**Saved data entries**
>> BEGIN

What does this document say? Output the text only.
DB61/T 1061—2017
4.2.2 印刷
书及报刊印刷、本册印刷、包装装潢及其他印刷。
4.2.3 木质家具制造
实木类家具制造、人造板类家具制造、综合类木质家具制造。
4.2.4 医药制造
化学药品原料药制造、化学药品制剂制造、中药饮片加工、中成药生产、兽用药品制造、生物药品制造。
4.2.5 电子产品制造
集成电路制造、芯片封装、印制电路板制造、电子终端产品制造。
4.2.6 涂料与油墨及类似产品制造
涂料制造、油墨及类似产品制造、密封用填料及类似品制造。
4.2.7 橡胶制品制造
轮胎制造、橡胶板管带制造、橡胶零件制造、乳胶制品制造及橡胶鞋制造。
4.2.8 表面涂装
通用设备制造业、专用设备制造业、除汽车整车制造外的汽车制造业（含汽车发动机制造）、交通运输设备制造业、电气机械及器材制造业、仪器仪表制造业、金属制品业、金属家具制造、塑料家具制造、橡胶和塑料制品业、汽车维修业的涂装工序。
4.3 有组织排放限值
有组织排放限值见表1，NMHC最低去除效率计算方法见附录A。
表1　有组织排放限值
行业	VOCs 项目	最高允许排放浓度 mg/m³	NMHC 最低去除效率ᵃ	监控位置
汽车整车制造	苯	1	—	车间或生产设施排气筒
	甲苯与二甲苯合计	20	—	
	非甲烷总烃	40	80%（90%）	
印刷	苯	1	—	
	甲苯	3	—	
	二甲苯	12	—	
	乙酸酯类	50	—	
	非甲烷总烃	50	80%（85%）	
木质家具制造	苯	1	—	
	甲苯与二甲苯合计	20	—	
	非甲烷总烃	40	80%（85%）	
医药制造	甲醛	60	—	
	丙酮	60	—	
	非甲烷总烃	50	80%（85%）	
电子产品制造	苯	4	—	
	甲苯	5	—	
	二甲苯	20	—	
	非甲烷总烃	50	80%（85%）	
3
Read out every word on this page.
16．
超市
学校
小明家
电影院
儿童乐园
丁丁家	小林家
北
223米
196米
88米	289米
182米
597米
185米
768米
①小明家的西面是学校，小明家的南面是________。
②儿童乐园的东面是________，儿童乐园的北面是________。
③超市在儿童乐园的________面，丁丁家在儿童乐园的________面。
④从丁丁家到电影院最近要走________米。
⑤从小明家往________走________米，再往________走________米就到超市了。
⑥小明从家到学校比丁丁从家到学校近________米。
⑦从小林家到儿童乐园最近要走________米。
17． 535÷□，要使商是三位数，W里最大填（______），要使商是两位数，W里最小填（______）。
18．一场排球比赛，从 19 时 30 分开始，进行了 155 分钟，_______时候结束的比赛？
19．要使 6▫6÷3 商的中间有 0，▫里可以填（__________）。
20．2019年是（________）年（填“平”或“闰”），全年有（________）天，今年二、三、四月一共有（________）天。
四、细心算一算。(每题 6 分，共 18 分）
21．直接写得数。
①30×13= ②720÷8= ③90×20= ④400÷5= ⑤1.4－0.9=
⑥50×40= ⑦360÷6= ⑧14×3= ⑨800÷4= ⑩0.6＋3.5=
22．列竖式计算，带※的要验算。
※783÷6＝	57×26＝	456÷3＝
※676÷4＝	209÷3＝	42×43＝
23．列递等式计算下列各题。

>> END

**STATED PROBLEM**
Find how many lines of the entries contain "this". Respond with the number only.

**RESULT OF THE TASK**
2